**Information provided:**
+-------+

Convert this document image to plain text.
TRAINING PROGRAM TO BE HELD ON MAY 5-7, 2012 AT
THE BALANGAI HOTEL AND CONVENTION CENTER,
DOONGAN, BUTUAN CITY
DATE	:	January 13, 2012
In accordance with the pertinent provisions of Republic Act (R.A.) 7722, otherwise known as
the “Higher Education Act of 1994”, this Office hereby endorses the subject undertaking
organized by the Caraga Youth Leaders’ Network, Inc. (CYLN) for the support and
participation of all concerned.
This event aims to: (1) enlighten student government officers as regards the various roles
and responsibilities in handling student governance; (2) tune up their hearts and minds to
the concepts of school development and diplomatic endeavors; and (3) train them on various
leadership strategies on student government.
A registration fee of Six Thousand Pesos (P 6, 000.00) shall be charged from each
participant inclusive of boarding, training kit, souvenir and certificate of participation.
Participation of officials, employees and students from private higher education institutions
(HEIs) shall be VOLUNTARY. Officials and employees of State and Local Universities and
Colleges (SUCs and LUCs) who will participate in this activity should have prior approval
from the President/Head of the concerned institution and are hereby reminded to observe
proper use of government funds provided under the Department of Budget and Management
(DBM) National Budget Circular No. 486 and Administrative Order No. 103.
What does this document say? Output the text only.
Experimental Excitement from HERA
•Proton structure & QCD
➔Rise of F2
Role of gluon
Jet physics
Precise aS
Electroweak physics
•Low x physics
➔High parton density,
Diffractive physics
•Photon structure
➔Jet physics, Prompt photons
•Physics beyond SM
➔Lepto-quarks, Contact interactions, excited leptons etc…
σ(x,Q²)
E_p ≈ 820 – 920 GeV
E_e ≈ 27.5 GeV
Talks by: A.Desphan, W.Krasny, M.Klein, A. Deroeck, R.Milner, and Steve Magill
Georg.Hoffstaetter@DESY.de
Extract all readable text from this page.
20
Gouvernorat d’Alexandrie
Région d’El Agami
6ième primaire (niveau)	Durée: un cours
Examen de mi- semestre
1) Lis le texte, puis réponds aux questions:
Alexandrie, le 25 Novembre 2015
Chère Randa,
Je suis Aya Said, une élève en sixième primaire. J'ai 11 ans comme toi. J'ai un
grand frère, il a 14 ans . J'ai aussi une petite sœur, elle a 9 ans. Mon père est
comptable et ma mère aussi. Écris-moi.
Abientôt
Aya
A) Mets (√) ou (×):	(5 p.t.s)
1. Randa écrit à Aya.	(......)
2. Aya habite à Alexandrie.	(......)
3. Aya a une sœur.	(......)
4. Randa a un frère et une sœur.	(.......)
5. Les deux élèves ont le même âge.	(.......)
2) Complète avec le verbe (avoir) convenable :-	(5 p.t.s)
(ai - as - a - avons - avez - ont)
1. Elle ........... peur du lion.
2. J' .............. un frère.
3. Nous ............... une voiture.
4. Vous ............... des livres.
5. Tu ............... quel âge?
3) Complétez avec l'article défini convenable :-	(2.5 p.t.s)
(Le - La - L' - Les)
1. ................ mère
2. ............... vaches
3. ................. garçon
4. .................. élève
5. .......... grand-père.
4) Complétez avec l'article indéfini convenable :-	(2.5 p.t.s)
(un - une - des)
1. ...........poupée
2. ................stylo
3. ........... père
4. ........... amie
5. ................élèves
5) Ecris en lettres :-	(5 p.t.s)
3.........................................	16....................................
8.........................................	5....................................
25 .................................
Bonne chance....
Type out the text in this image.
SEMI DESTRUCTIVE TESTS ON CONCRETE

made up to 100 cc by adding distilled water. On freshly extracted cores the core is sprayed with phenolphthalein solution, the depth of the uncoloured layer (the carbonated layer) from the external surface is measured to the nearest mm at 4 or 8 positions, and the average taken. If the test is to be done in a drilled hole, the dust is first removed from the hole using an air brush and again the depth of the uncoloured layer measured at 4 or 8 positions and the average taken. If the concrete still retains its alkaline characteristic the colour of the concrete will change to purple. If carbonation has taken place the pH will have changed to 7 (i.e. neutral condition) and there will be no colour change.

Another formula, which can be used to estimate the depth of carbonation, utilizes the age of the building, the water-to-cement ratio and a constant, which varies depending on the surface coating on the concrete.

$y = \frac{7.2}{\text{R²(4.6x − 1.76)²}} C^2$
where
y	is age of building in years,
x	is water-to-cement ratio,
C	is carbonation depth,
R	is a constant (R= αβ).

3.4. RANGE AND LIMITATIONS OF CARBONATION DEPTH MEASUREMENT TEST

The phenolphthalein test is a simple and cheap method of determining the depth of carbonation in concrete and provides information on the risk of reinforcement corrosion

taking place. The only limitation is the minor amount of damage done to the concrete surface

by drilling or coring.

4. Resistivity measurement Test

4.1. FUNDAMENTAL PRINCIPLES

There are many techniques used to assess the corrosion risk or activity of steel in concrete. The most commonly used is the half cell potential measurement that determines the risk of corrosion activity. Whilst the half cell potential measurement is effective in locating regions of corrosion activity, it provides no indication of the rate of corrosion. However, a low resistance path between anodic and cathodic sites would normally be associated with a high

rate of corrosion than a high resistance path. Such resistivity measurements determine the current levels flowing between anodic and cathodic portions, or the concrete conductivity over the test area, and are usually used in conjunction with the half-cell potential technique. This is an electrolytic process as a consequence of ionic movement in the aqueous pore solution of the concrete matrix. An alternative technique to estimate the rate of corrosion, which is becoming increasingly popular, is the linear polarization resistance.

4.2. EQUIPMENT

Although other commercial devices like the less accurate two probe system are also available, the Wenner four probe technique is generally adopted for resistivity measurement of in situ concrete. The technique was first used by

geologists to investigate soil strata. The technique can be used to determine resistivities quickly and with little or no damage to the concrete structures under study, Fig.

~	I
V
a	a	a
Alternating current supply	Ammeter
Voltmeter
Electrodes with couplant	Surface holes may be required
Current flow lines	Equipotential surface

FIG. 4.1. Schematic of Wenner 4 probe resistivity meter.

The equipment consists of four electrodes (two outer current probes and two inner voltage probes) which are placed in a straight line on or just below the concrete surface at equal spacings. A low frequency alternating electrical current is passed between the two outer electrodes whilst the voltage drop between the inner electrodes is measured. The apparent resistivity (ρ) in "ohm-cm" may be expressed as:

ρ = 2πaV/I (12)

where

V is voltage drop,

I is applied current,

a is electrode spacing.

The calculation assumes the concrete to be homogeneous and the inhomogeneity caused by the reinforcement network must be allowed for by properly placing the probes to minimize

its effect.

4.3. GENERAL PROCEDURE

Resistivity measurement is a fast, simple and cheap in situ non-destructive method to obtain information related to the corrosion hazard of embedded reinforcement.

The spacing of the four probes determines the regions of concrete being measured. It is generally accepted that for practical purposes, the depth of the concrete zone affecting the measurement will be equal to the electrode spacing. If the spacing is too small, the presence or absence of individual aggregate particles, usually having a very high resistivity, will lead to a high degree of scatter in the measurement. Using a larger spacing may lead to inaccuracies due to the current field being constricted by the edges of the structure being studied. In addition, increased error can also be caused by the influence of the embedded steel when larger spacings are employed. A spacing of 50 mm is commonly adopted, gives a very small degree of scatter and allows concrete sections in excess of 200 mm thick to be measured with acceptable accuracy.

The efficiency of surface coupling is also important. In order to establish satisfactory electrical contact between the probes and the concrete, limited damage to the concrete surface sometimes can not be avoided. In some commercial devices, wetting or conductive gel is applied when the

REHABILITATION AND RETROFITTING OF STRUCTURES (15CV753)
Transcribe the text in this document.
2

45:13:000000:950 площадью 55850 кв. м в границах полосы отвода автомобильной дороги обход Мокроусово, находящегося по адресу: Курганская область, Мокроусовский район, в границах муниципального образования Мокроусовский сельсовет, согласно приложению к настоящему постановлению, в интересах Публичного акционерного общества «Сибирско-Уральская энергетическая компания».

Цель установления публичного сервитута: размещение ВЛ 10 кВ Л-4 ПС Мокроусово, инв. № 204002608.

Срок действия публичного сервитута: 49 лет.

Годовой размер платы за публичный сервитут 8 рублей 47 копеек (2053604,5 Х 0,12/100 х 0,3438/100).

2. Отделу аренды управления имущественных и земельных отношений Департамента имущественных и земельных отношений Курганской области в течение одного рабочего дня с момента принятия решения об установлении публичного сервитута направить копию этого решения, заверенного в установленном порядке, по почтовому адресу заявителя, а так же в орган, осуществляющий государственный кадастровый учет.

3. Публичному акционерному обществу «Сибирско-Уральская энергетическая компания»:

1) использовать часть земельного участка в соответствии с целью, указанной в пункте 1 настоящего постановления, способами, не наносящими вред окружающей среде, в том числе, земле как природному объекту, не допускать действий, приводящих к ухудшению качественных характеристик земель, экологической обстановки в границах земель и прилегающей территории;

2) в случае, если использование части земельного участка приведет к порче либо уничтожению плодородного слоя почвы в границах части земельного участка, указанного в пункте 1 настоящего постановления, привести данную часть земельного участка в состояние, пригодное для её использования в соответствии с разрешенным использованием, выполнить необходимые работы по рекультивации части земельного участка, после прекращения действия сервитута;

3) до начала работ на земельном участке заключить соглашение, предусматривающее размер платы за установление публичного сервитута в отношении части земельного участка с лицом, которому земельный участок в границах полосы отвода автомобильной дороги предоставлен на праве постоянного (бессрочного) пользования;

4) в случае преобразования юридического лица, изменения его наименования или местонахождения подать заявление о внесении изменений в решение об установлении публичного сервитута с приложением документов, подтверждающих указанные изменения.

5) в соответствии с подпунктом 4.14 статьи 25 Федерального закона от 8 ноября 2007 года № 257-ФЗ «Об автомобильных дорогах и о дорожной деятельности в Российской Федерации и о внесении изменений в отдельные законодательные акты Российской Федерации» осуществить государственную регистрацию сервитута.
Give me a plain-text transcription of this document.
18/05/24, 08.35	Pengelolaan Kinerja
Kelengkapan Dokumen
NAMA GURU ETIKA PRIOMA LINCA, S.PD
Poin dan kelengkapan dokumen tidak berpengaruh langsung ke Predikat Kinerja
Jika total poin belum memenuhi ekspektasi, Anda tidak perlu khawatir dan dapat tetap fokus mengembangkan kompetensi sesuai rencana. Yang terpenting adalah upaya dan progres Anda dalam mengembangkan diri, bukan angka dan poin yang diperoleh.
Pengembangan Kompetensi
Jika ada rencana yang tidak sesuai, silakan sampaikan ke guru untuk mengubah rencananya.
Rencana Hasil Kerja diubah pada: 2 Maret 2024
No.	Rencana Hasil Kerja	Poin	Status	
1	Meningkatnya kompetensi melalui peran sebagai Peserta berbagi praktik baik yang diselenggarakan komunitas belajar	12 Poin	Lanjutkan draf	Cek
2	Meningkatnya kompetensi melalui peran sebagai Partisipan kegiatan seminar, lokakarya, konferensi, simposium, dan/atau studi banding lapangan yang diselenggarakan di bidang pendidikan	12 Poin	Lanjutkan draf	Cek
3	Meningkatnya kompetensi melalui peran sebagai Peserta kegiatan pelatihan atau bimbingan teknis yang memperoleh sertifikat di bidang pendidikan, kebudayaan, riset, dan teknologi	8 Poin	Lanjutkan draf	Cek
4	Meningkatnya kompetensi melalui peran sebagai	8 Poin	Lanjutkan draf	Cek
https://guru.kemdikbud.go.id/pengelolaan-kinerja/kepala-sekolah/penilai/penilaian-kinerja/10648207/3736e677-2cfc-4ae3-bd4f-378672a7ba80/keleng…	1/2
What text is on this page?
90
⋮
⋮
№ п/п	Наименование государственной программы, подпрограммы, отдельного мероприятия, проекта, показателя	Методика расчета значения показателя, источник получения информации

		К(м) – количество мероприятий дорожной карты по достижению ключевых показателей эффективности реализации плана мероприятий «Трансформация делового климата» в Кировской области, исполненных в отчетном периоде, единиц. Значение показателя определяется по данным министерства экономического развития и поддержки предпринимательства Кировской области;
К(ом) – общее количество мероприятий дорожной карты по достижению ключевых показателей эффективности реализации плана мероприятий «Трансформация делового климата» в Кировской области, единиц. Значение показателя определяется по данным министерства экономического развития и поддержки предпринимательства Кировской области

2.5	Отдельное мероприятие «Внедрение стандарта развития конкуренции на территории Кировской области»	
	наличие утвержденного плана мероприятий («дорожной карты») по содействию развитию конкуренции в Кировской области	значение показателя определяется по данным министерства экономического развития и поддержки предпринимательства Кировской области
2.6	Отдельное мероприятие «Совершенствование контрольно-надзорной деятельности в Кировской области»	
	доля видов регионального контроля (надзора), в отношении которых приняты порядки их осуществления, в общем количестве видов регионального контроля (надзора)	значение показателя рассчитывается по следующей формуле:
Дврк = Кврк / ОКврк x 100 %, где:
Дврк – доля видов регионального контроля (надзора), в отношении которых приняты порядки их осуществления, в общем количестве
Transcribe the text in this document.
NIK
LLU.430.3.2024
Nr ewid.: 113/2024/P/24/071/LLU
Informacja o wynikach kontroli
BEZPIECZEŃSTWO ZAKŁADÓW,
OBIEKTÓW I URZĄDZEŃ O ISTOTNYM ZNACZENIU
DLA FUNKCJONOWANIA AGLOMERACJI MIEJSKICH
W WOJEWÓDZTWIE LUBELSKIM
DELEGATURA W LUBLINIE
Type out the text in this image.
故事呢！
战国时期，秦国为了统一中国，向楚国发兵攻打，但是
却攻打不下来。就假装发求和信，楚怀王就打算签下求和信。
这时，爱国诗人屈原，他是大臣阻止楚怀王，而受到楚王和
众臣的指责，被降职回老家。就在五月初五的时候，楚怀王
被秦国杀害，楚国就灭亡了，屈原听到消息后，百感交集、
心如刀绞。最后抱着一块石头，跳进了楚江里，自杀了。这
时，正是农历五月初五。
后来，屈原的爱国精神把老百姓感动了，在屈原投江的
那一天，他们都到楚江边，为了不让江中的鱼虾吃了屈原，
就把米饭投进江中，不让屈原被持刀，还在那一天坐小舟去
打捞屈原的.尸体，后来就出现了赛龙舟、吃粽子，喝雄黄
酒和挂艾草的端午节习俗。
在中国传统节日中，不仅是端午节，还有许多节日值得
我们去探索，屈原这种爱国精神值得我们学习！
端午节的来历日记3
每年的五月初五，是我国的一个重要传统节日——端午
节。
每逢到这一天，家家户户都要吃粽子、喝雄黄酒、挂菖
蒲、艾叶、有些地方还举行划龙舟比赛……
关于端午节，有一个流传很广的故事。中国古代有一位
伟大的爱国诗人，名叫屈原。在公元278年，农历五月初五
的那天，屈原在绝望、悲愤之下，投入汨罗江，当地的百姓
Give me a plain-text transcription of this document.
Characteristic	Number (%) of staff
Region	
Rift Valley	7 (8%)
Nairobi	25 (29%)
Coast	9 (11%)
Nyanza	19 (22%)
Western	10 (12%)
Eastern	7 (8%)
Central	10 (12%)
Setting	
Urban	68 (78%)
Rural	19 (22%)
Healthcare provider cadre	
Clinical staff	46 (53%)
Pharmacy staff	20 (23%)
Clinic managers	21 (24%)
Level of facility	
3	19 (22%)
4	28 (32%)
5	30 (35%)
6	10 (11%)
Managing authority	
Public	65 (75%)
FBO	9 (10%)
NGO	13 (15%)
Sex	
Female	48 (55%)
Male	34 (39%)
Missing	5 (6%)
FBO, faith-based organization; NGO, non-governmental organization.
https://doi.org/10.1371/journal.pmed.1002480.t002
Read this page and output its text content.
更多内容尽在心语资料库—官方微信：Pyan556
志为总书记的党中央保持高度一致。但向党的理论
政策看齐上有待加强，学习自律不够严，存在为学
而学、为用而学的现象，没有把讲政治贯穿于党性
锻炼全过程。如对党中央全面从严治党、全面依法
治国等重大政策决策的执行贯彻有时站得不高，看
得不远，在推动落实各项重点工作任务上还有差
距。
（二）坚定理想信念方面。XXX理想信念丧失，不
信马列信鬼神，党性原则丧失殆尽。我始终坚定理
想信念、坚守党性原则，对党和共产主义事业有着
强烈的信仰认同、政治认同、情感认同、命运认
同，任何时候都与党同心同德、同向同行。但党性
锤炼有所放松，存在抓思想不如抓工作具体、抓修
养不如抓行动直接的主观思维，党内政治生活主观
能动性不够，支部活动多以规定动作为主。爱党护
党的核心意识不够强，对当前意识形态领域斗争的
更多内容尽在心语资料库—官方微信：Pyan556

+-------+

Check each line of the records for "diselenggarakan" and copy the ones that contain it.

**Written reply:**
1	Meningkatnya kompetensi melalui peran sebagai Peserta berbagi praktik baik yang diselenggarakan komunitas belajar	12 Poin	Lanjutkan draf	Cek
2	Meningkatnya kompetensi melalui peran sebagai Partisipan kegiatan seminar, lokakarya, konferensi, simposium, dan/atau studi banding lapangan yang diselenggarakan di bidang pendidikan	12 Poin	Lanjutkan draf	Cek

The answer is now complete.